SET PROBLEM:
From the listing below, extract every line in which the word "JSON" appears.

STORED ROWS:
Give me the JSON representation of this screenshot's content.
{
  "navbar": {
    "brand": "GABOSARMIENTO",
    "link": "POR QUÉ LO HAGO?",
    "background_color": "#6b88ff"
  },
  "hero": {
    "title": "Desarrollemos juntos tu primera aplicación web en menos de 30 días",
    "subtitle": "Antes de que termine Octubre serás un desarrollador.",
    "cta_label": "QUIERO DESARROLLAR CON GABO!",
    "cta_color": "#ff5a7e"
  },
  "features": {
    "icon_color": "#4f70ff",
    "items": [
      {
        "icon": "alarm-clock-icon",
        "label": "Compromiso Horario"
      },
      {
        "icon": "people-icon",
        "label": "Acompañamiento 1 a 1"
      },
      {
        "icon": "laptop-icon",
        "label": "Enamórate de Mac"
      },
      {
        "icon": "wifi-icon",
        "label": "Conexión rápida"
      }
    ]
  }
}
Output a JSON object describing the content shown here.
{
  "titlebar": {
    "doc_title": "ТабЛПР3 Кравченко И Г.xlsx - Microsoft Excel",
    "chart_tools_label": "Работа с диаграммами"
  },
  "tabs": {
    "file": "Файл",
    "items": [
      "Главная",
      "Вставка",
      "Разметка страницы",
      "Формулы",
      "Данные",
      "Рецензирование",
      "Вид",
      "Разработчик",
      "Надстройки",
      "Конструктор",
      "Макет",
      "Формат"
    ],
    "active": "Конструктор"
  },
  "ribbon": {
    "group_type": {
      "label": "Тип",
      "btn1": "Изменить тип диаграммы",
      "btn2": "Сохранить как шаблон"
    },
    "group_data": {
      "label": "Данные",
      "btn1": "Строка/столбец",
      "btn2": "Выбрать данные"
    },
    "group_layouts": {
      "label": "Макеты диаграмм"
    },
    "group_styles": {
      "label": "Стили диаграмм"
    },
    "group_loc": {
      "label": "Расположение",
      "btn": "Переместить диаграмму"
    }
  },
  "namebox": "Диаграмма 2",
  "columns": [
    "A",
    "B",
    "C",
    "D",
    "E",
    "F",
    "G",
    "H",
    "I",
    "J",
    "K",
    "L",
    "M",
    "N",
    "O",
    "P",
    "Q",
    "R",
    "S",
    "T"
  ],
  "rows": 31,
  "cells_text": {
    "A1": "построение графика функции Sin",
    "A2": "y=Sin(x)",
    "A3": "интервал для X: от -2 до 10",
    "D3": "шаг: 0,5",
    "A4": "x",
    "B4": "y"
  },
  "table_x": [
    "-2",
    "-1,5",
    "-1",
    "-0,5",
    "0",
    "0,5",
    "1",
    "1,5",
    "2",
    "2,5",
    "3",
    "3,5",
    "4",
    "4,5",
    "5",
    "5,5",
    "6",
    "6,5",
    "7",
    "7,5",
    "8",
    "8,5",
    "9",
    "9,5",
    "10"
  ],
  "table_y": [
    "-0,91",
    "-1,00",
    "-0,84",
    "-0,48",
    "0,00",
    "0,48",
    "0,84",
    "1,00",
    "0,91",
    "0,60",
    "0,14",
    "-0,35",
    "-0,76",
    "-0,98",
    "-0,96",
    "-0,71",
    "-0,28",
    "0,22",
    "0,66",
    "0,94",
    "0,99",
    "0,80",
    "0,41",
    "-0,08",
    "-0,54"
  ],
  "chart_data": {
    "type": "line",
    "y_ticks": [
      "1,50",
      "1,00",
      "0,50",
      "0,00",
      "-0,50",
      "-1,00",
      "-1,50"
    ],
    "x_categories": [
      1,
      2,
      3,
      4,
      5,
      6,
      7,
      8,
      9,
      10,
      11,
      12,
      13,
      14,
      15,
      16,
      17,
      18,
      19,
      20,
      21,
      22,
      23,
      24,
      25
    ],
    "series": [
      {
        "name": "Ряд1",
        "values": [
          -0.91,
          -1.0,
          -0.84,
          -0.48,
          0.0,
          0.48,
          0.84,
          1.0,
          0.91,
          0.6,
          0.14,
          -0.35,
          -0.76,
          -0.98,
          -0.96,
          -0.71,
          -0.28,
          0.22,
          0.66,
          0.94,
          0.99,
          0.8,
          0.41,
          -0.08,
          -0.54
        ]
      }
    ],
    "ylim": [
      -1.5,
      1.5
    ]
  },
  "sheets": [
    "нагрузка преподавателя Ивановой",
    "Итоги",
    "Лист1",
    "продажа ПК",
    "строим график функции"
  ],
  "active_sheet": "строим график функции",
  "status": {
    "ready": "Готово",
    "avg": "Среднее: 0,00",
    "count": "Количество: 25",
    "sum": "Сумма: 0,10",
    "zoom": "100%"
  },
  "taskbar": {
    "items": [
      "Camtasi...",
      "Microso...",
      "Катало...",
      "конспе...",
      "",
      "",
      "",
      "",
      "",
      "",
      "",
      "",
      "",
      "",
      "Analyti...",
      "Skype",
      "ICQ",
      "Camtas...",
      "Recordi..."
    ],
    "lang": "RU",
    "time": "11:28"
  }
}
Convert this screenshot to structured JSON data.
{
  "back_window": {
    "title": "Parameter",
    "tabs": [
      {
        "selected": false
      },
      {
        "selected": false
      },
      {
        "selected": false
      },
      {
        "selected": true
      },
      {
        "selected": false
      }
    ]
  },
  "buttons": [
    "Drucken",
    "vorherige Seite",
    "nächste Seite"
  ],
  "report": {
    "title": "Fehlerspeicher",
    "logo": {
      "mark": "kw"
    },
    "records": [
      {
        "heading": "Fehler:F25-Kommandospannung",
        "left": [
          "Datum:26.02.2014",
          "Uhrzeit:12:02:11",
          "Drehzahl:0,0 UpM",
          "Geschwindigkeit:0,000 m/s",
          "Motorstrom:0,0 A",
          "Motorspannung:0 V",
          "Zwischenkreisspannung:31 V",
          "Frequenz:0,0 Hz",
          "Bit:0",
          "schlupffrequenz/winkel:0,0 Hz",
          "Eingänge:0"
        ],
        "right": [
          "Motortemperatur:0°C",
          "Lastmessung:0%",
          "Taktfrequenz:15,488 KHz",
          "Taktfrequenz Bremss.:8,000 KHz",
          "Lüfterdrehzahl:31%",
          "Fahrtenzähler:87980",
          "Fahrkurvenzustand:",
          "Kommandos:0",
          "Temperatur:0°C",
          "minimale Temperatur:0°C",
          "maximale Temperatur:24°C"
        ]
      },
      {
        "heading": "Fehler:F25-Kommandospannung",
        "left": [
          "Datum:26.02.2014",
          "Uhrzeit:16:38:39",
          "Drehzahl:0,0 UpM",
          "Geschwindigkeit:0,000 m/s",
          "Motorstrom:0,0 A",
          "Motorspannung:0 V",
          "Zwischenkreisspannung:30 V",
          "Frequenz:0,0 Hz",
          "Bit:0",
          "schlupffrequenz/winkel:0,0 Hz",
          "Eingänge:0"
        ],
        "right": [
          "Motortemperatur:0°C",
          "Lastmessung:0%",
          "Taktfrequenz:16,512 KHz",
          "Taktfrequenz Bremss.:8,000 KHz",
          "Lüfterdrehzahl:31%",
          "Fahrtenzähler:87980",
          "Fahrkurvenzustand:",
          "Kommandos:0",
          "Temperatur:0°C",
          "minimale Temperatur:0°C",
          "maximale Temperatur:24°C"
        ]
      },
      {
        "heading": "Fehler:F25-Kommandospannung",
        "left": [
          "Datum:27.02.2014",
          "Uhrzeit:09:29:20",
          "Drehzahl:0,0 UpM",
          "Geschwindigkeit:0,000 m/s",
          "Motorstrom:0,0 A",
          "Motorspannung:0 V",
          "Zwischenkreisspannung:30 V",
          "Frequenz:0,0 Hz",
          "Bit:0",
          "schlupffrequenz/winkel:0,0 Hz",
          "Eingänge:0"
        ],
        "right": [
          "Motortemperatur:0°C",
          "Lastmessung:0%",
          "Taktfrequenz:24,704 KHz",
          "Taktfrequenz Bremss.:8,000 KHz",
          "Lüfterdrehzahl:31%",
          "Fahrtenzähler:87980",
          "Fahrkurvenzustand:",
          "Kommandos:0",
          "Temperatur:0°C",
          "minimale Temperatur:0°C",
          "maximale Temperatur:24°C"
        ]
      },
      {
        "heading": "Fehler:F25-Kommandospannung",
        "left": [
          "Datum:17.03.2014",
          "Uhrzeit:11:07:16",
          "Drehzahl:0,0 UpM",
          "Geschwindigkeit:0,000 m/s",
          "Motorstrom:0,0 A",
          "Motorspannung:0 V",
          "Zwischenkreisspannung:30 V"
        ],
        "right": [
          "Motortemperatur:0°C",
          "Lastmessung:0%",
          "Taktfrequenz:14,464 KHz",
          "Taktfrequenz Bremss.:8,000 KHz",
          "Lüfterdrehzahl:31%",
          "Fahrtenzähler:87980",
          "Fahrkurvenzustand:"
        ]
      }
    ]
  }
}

FINAL RESULT:
Give me the JSON representation of this screenshot's content.
Output a JSON object describing the content shown here.
Convert this screenshot to structured JSON data.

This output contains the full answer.